What you need to do: Skip every image and restate the data word for word.

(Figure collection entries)
— Start —

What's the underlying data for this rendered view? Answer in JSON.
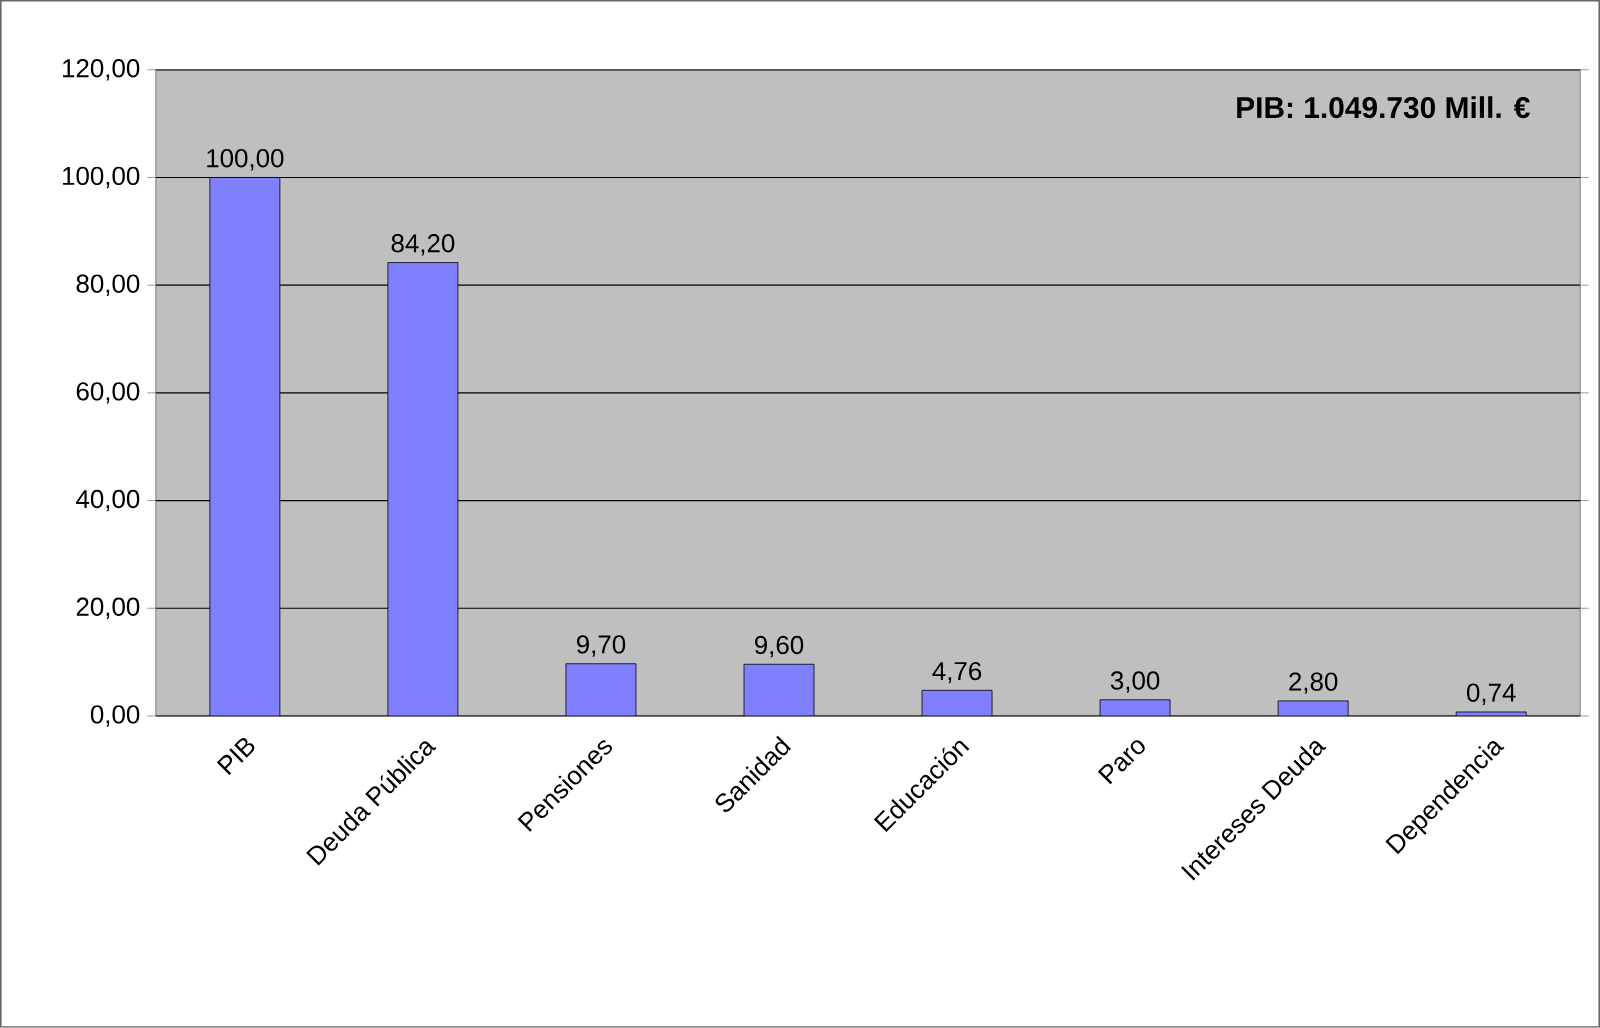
{
  "chart_data": {
    "type": "bar",
    "title": "PIB: 1.049.730 Mill. €",
    "categories": [
      "PIB",
      "Deuda Pública",
      "Pensiones",
      "Sanidad",
      "Educación",
      "Paro",
      "Intereses Deuda",
      "Dependencia"
    ],
    "values": [
      100,
      84.2,
      9.7,
      9.6,
      4.76,
      3,
      2.8,
      0.74
    ],
    "value_labels": [
      "100,00",
      "84,20",
      "9,70",
      "9,60",
      "4,76",
      "3,00",
      "2,80",
      "0,74"
    ],
    "color": "#8080ff",
    "ylim": [
      0,
      120
    ],
    "yticks": [
      {
        "value": 0,
        "label": "0,00"
      },
      {
        "value": 20,
        "label": "20,00"
      },
      {
        "value": 40,
        "label": "40,00"
      },
      {
        "value": 60,
        "label": "60,00"
      },
      {
        "value": 80,
        "label": "80,00"
      },
      {
        "value": 100,
        "label": "100,00"
      },
      {
        "value": 120,
        "label": "120,00"
      }
    ],
    "grid": "y"
  }
}
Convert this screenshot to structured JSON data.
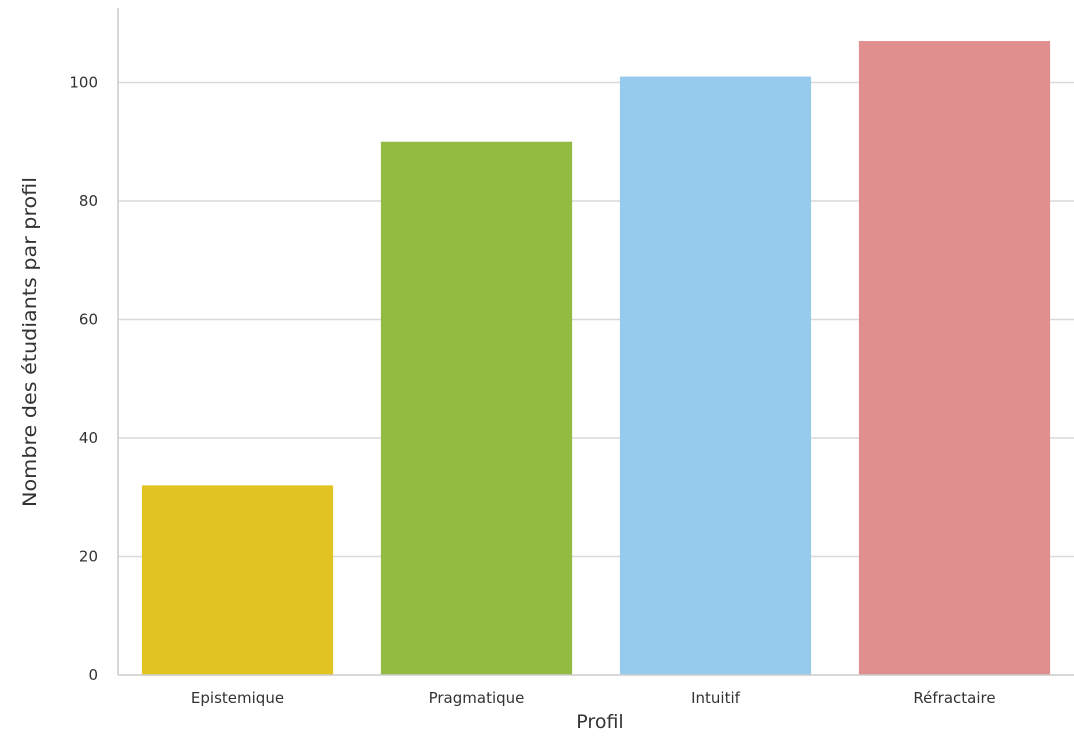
{
  "chart_data": {
    "type": "bar",
    "title": "",
    "xlabel": "Profil",
    "ylabel": "Nombre des étudiants par profil",
    "categories": [
      "Epistemique",
      "Pragmatique",
      "Intuitif",
      "Réfractaire"
    ],
    "values": [
      32,
      90,
      101,
      107
    ],
    "colors": [
      "#e1c322",
      "#93bb44",
      "#96cbed",
      "#e18e8e"
    ],
    "yticks": [
      0,
      20,
      40,
      60,
      80,
      100
    ],
    "ylim": [
      0,
      112.5
    ],
    "grid": "horizontal",
    "legend": "none"
  }
}
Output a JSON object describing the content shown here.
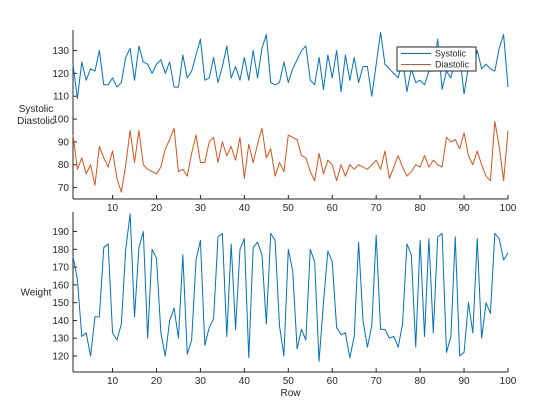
{
  "chart_data": [
    {
      "type": "line",
      "panel": "top",
      "ylabel_lines": [
        "Systolic",
        "Diastolic"
      ],
      "xlabel": "",
      "xlim": [
        1,
        100
      ],
      "ylim": [
        65,
        139
      ],
      "yticks": [
        70,
        80,
        90,
        100,
        110,
        120,
        130
      ],
      "xticks": [
        10,
        20,
        30,
        40,
        50,
        60,
        70,
        80,
        90,
        100
      ],
      "show_xtick_labels": true,
      "legend_position": "top-right",
      "series": [
        {
          "name": "Systolic",
          "color": "#0072BD",
          "x_start": 1,
          "values": [
            124,
            109,
            125,
            117,
            122,
            121,
            130,
            115,
            115,
            118,
            114,
            116,
            127,
            131,
            117,
            132,
            125,
            124,
            120,
            124,
            126,
            120,
            125,
            114,
            114,
            128,
            118,
            121,
            128,
            135,
            117,
            118,
            127,
            116,
            123,
            132,
            118,
            123,
            117,
            127,
            117,
            130,
            118,
            131,
            137,
            116,
            115,
            116,
            125,
            116,
            122,
            126,
            130,
            132,
            117,
            115,
            127,
            113,
            128,
            118,
            130,
            112,
            128,
            117,
            127,
            116,
            123,
            123,
            110,
            124,
            138,
            124,
            122,
            120,
            118,
            126,
            112,
            122,
            116,
            117,
            115,
            121,
            121,
            135,
            113,
            121,
            118,
            126,
            128,
            111,
            123,
            123,
            130,
            122,
            124,
            122,
            121,
            131,
            137,
            114
          ]
        },
        {
          "name": "Diastolic",
          "color": "#D95319",
          "x_start": 1,
          "values": [
            93,
            78,
            83,
            76,
            80,
            71,
            88,
            83,
            79,
            86,
            74,
            68,
            80,
            95,
            81,
            95,
            80,
            78,
            77,
            76,
            79,
            87,
            91,
            96,
            77,
            78,
            75,
            85,
            93,
            81,
            81,
            90,
            92,
            81,
            90,
            84,
            88,
            82,
            92,
            74,
            89,
            81,
            89,
            96,
            83,
            87,
            75,
            81,
            77,
            93,
            92,
            91,
            84,
            83,
            77,
            73,
            85,
            76,
            82,
            80,
            73,
            80,
            75,
            80,
            78,
            80,
            79,
            78,
            80,
            82,
            78,
            86,
            74,
            79,
            84,
            79,
            75,
            77,
            80,
            79,
            84,
            79,
            82,
            80,
            79,
            92,
            90,
            91,
            87,
            94,
            84,
            80,
            86,
            80,
            75,
            73,
            99,
            88,
            73,
            95
          ]
        }
      ]
    },
    {
      "type": "line",
      "panel": "bottom",
      "ylabel_lines": [
        "Weight"
      ],
      "xlabel": "Row",
      "xlim": [
        1,
        100
      ],
      "ylim": [
        111,
        201
      ],
      "yticks": [
        120,
        130,
        140,
        150,
        160,
        170,
        180,
        190
      ],
      "xticks": [
        10,
        20,
        30,
        40,
        50,
        60,
        70,
        80,
        90,
        100
      ],
      "show_xtick_labels": true,
      "legend_position": "",
      "series": [
        {
          "name": "",
          "color": "#0072BD",
          "x_start": 1,
          "values": [
            176,
            163,
            131,
            133,
            120,
            142,
            142,
            181,
            183,
            133,
            129,
            138,
            180,
            200,
            142,
            181,
            190,
            130,
            180,
            175,
            133,
            120,
            140,
            147,
            130,
            177,
            121,
            129,
            174,
            185,
            126,
            136,
            141,
            187,
            189,
            131,
            183,
            135,
            180,
            186,
            119,
            181,
            184,
            177,
            138,
            189,
            185,
            137,
            120,
            180,
            168,
            124,
            135,
            129,
            180,
            173,
            117,
            150,
            179,
            173,
            136,
            132,
            133,
            119,
            131,
            184,
            140,
            125,
            137,
            188,
            135,
            135,
            130,
            131,
            125,
            138,
            183,
            177,
            125,
            185,
            131,
            186,
            133,
            187,
            189,
            122,
            131,
            187,
            120,
            122,
            150,
            133,
            186,
            130,
            150,
            144,
            189,
            186,
            174,
            178
          ]
        }
      ]
    }
  ]
}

— End —

Solution to this task:
What's the underlying data for this rendered view? Answer in JSON.
{
  "chart_data": {
    "type": "bar",
    "title": "PIB: 1.049.730 Mill. €",
    "categories": [
      "PIB",
      "Deuda Pública",
      "Pensiones",
      "Sanidad",
      "Educación",
      "Paro",
      "Intereses Deuda",
      "Dependencia"
    ],
    "values": [
      100,
      84.2,
      9.7,
      9.6,
      4.76,
      3,
      2.8,
      0.74
    ],
    "value_labels": [
      "100,00",
      "84,20",
      "9,70",
      "9,60",
      "4,76",
      "3,00",
      "2,80",
      "0,74"
    ],
    "color": "#8080ff",
    "ylim": [
      0,
      120
    ],
    "yticks": [
      {
        "value": 0,
        "label": "0,00"
      },
      {
        "value": 20,
        "label": "20,00"
      },
      {
        "value": 40,
        "label": "40,00"
      },
      {
        "value": 60,
        "label": "60,00"
      },
      {
        "value": 80,
        "label": "80,00"
      },
      {
        "value": 100,
        "label": "100,00"
      },
      {
        "value": 120,
        "label": "120,00"
      }
    ],
    "grid": "y"
  }
}
Convert this screenshot to structured JSON data.
{
  "chart_data": {
    "type": "bar",
    "title": "",
    "xlabel": "Profil",
    "ylabel": "Nombre des étudiants par profil",
    "categories": [
      "Epistemique",
      "Pragmatique",
      "Intuitif",
      "Réfractaire"
    ],
    "values": [
      32,
      90,
      101,
      107
    ],
    "colors": [
      "#e1c322",
      "#93bb44",
      "#96cbed",
      "#e18e8e"
    ],
    "yticks": [
      0,
      20,
      40,
      60,
      80,
      100
    ],
    "ylim": [
      0,
      112.5
    ],
    "grid": "horizontal",
    "legend": "none"
  }
}
Output a JSON object describing the content shown here.
{
  "chart_data": [
    {
      "type": "line",
      "panel": "top",
      "ylabel_lines": [
        "Systolic",
        "Diastolic"
      ],
      "xlabel": "",
      "xlim": [
        1,
        100
      ],
      "ylim": [
        65,
        139
      ],
      "yticks": [
        70,
        80,
        90,
        100,
        110,
        120,
        130
      ],
      "xticks": [
        10,
        20,
        30,
        40,
        50,
        60,
        70,
        80,
        90,
        100
      ],
      "show_xtick_labels": true,
      "legend_position": "top-right",
      "series": [
        {
          "name": "Systolic",
          "color": "#0072BD",
          "x_start": 1,
          "values": [
            124,
            109,
            125,
            117,
            122,
            121,
            130,
            115,
            115,
            118,
            114,
            116,
            127,
            131,
            117,
            132,
            125,
            124,
            120,
            124,
            126,
            120,
            125,
            114,
            114,
            128,
            118,
            121,
            128,
            135,
            117,
            118,
            127,
            116,
            123,
            132,
            118,
            123,
            117,
            127,
            117,
            130,
            118,
            131,
            137,
            116,
            115,
            116,
            125,
            116,
            122,
            126,
            130,
            132,
            117,
            115,
            127,
            113,
            128,
            118,
            130,
            112,
            128,
            117,
            127,
            116,
            123,
            123,
            110,
            124,
            138,
            124,
            122,
            120,
            118,
            126,
            112,
            122,
            116,
            117,
            115,
            121,
            121,
            135,
            113,
            121,
            118,
            126,
            128,
            111,
            123,
            123,
            130,
            122,
            124,
            122,
            121,
            131,
            137,
            114
          ]
        },
        {
          "name": "Diastolic",
          "color": "#D95319",
          "x_start": 1,
          "values": [
            93,
            78,
            83,
            76,
            80,
            71,
            88,
            83,
            79,
            86,
            74,
            68,
            80,
            95,
            81,
            95,
            80,
            78,
            77,
            76,
            79,
            87,
            91,
            96,
            77,
            78,
            75,
            85,
            93,
            81,
            81,
            90,
            92,
            81,
            90,
            84,
            88,
            82,
            92,
            74,
            89,
            81,
            89,
            96,
            83,
            87,
            75,
            81,
            77,
            93,
            92,
            91,
            84,
            83,
            77,
            73,
            85,
            76,
            82,
            80,
            73,
            80,
            75,
            80,
            78,
            80,
            79,
            78,
            80,
            82,
            78,
            86,
            74,
            79,
            84,
            79,
            75,
            77,
            80,
            79,
            84,
            79,
            82,
            80,
            79,
            92,
            90,
            91,
            87,
            94,
            84,
            80,
            86,
            80,
            75,
            73,
            99,
            88,
            73,
            95
          ]
        }
      ]
    },
    {
      "type": "line",
      "panel": "bottom",
      "ylabel_lines": [
        "Weight"
      ],
      "xlabel": "Row",
      "xlim": [
        1,
        100
      ],
      "ylim": [
        111,
        201
      ],
      "yticks": [
        120,
        130,
        140,
        150,
        160,
        170,
        180,
        190
      ],
      "xticks": [
        10,
        20,
        30,
        40,
        50,
        60,
        70,
        80,
        90,
        100
      ],
      "show_xtick_labels": true,
      "legend_position": "",
      "series": [
        {
          "name": "",
          "color": "#0072BD",
          "x_start": 1,
          "values": [
            176,
            163,
            131,
            133,
            120,
            142,
            142,
            181,
            183,
            133,
            129,
            138,
            180,
            200,
            142,
            181,
            190,
            130,
            180,
            175,
            133,
            120,
            140,
            147,
            130,
            177,
            121,
            129,
            174,
            185,
            126,
            136,
            141,
            187,
            189,
            131,
            183,
            135,
            180,
            186,
            119,
            181,
            184,
            177,
            138,
            189,
            185,
            137,
            120,
            180,
            168,
            124,
            135,
            129,
            180,
            173,
            117,
            150,
            179,
            173,
            136,
            132,
            133,
            119,
            131,
            184,
            140,
            125,
            137,
            188,
            135,
            135,
            130,
            131,
            125,
            138,
            183,
            177,
            125,
            185,
            131,
            186,
            133,
            187,
            189,
            122,
            131,
            187,
            120,
            122,
            150,
            133,
            186,
            130,
            150,
            144,
            189,
            186,
            174,
            178
          ]
        }
      ]
    }
  ]
}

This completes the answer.